** start Data for processing **

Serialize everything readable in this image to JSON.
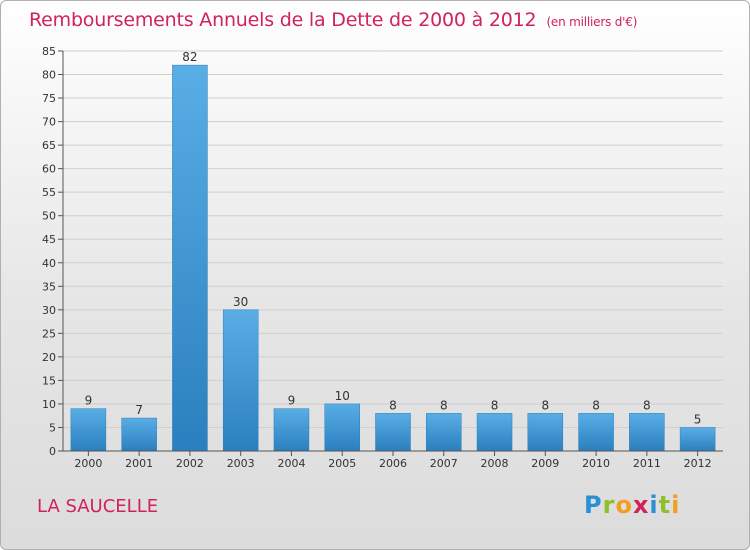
{
  "chart_data": {
    "type": "bar",
    "title": "Remboursements Annuels de la Dette de 2000 à 2012",
    "subtitle": "(en milliers d'€)",
    "categories": [
      "2000",
      "2001",
      "2002",
      "2003",
      "2004",
      "2005",
      "2006",
      "2007",
      "2008",
      "2009",
      "2010",
      "2011",
      "2012"
    ],
    "values": [
      9,
      7,
      82,
      30,
      9,
      10,
      8,
      8,
      8,
      8,
      8,
      8,
      5
    ],
    "ylim": [
      0,
      85
    ],
    "yticks": [
      0,
      5,
      10,
      15,
      20,
      25,
      30,
      35,
      40,
      45,
      50,
      55,
      60,
      65,
      70,
      75,
      80,
      85
    ],
    "xlabel": "",
    "ylabel": "",
    "grid": true
  },
  "commune": "LA SAUCELLE",
  "logo": {
    "letters": [
      "P",
      "r",
      "o",
      "x",
      "i",
      "t",
      "i"
    ],
    "colors": [
      "#2a8fd6",
      "#8fbf2a",
      "#f0a020",
      "#d2225a",
      "#2a8fd6",
      "#8fbf2a",
      "#f0a020"
    ]
  },
  "colors": {
    "accent": "#d2225a",
    "bar_top": "#5aaee6",
    "bar_bottom": "#2a7fbe"
  }
}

** end Data for processing **

*Exercise requirements*: Retype every record above exactly as written, but leave out the pictures.

*Exercise solution*:
Serialize everything readable in this image to JSON.
{
  "chart_data": {
    "type": "bar",
    "title": "Remboursements Annuels de la Dette de 2000 à 2012",
    "subtitle": "(en milliers d'€)",
    "categories": [
      "2000",
      "2001",
      "2002",
      "2003",
      "2004",
      "2005",
      "2006",
      "2007",
      "2008",
      "2009",
      "2010",
      "2011",
      "2012"
    ],
    "values": [
      9,
      7,
      82,
      30,
      9,
      10,
      8,
      8,
      8,
      8,
      8,
      8,
      5
    ],
    "ylim": [
      0,
      85
    ],
    "yticks": [
      0,
      5,
      10,
      15,
      20,
      25,
      30,
      35,
      40,
      45,
      50,
      55,
      60,
      65,
      70,
      75,
      80,
      85
    ],
    "xlabel": "",
    "ylabel": "",
    "grid": true
  },
  "commune": "LA SAUCELLE",
  "logo": {
    "letters": [
      "P",
      "r",
      "o",
      "x",
      "i",
      "t",
      "i"
    ],
    "colors": [
      "#2a8fd6",
      "#8fbf2a",
      "#f0a020",
      "#d2225a",
      "#2a8fd6",
      "#8fbf2a",
      "#f0a020"
    ]
  },
  "colors": {
    "accent": "#d2225a",
    "bar_top": "#5aaee6",
    "bar_bottom": "#2a7fbe"
  }
}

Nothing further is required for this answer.